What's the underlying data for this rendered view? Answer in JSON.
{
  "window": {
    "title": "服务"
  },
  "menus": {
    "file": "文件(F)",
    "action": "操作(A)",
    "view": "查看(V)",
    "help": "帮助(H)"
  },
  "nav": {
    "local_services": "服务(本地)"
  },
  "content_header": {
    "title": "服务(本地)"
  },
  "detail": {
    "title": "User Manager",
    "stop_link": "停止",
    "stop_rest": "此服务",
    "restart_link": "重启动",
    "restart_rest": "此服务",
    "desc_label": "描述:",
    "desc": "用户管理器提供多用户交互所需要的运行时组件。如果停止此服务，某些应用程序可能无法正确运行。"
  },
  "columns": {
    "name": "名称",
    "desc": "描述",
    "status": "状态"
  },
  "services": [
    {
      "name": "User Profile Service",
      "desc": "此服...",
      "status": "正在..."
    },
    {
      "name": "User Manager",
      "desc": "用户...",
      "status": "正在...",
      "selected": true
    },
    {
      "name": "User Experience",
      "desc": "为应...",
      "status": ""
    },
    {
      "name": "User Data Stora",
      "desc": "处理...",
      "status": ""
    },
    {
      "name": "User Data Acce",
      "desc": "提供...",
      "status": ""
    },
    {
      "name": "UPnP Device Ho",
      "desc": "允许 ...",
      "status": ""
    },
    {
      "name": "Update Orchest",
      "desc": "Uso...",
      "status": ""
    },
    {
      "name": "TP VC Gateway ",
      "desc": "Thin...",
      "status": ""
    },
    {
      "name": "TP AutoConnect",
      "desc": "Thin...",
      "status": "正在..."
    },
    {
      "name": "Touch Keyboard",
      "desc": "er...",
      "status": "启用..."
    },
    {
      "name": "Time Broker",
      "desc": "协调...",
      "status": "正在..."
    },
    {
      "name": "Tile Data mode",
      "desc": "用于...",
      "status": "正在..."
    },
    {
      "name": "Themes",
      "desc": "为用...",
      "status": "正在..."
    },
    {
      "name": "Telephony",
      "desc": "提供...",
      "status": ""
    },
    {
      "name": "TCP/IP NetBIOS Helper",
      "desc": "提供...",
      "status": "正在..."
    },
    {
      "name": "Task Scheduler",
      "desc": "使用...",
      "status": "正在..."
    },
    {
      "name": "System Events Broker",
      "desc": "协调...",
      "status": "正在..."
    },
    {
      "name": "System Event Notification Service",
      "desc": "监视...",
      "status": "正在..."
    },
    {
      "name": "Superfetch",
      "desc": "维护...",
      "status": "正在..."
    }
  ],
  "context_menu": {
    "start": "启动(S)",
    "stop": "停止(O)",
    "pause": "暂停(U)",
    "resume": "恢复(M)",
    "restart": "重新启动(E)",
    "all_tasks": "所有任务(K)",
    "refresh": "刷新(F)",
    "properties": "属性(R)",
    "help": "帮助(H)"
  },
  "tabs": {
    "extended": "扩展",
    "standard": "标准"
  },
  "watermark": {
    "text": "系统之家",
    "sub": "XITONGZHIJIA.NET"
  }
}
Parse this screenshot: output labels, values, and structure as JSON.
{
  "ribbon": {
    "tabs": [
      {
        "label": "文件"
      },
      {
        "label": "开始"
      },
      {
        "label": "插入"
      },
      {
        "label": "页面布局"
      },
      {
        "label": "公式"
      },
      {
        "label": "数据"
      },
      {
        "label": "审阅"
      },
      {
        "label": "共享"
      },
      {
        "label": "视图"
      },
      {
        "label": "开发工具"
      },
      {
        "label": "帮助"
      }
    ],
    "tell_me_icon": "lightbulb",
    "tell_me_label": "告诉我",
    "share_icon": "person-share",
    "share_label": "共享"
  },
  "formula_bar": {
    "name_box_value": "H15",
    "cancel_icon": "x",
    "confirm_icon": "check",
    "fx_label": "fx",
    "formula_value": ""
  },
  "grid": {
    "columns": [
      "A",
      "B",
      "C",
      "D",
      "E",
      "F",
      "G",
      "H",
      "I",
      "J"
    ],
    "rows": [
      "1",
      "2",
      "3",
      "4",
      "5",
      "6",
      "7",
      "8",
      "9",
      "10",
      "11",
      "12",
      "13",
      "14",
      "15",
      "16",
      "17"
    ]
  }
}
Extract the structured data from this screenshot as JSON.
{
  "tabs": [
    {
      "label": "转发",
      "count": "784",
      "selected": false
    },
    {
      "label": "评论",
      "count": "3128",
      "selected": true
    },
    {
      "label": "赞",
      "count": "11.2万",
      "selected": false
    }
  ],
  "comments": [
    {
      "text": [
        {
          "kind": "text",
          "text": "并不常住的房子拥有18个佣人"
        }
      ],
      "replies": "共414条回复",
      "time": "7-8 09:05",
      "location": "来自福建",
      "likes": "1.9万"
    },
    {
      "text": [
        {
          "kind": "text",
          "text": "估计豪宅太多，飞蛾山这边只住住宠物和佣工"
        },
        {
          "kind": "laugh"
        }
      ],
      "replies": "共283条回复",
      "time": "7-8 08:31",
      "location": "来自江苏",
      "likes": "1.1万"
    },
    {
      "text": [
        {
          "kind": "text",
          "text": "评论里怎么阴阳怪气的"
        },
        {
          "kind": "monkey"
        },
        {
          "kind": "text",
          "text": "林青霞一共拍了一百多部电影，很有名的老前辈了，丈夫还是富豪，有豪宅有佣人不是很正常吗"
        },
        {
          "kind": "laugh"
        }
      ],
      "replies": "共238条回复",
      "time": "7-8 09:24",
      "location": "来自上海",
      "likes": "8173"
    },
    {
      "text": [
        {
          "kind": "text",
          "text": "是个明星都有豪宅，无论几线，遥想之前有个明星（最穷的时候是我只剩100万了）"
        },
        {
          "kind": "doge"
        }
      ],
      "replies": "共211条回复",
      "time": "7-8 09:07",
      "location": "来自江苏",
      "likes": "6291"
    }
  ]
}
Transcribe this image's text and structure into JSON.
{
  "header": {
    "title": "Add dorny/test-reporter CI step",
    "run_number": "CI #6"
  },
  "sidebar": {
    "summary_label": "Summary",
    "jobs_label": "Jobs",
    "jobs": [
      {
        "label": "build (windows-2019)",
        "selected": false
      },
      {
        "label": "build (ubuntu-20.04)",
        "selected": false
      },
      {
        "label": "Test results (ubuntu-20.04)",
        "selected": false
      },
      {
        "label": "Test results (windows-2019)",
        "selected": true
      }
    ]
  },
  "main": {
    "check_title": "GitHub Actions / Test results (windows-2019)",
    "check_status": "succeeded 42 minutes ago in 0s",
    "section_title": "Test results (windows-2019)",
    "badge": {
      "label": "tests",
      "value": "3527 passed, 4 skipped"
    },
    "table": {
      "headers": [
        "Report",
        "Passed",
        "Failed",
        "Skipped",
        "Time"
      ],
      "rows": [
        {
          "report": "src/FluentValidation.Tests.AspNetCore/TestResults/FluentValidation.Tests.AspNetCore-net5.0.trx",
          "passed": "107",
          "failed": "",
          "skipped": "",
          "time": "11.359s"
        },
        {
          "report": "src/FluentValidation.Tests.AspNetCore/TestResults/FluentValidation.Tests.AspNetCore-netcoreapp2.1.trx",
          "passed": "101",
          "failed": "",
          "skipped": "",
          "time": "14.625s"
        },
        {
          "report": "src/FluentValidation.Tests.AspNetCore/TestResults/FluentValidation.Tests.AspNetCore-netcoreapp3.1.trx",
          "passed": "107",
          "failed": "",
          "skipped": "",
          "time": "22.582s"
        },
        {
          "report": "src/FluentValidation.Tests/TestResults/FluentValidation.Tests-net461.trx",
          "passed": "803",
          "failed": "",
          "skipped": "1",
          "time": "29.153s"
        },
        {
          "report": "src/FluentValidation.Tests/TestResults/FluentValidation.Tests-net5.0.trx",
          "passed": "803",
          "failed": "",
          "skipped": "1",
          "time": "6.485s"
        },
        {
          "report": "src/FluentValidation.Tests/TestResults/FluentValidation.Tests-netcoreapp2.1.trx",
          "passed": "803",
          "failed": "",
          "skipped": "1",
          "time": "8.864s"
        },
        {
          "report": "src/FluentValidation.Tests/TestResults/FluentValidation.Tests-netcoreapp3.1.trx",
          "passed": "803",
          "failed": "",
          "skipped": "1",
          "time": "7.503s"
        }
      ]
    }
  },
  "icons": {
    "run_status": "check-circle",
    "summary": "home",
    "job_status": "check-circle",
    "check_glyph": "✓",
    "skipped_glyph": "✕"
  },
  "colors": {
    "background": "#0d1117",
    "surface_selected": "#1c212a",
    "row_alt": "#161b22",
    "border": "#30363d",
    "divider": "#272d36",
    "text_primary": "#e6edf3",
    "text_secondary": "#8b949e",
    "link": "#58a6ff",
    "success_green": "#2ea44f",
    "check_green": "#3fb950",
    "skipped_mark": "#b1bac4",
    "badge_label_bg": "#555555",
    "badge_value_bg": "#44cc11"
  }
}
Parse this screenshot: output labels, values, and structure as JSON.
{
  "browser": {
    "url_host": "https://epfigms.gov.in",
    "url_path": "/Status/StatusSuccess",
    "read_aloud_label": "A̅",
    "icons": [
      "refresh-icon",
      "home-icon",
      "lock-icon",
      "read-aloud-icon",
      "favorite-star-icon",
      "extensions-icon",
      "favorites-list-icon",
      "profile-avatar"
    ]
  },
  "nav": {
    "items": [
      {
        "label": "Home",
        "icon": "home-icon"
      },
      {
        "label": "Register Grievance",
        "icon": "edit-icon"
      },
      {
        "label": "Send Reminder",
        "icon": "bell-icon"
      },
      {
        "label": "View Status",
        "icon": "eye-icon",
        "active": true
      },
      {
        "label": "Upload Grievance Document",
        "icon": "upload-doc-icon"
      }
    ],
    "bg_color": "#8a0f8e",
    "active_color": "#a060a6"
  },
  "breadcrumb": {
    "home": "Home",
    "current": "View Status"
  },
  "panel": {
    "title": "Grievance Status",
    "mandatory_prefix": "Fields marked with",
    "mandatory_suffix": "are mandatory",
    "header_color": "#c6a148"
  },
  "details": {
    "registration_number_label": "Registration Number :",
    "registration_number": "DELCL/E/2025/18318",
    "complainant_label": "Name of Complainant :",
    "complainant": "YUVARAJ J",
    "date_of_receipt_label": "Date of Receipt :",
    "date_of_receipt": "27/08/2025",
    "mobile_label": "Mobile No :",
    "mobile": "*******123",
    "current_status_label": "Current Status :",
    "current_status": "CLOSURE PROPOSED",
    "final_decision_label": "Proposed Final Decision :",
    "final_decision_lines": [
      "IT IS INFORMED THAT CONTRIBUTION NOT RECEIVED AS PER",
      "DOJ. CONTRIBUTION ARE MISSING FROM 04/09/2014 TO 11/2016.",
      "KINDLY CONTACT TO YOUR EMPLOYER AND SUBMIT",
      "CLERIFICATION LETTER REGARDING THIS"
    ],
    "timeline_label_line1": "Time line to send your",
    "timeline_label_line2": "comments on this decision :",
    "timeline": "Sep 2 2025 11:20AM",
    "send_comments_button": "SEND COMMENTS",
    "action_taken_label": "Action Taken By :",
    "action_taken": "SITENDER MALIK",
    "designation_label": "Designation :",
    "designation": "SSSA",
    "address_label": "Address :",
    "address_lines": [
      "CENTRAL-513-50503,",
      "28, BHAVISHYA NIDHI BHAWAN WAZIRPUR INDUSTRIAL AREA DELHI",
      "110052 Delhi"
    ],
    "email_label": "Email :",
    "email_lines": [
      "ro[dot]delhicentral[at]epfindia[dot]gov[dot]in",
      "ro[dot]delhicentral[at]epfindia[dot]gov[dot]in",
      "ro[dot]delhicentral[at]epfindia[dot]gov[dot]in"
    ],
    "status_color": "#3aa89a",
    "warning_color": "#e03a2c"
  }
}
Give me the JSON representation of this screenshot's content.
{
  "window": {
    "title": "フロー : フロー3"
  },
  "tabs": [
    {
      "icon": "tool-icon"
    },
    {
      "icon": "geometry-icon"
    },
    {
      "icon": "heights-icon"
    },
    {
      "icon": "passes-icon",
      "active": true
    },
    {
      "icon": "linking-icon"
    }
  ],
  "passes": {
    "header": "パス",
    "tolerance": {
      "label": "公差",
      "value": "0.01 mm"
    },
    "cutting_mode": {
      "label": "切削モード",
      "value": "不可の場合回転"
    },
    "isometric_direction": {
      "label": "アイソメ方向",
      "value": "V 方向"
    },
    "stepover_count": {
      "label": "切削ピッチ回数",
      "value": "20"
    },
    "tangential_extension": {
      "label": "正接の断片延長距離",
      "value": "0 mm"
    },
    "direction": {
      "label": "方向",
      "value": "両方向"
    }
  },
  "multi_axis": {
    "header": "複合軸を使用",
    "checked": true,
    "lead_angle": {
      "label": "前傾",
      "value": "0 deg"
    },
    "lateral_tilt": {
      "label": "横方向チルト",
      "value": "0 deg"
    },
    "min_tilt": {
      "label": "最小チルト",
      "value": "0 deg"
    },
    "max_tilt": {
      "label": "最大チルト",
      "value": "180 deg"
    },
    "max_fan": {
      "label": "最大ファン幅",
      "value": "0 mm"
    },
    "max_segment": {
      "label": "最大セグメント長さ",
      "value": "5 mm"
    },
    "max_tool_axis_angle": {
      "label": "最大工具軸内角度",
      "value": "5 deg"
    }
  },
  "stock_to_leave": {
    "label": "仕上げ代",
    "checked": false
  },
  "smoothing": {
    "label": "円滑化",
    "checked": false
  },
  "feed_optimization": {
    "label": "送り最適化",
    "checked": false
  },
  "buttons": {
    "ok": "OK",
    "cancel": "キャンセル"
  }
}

__Short task__. Identify and list each line with the word "User".

__Solution to this problem__.
    "title": "User Manager",
      "name": "User Profile Service",
      "name": "User Manager",
      "name": "User Experience",
      "name": "User Data Stora",
      "name": "User Data Acce",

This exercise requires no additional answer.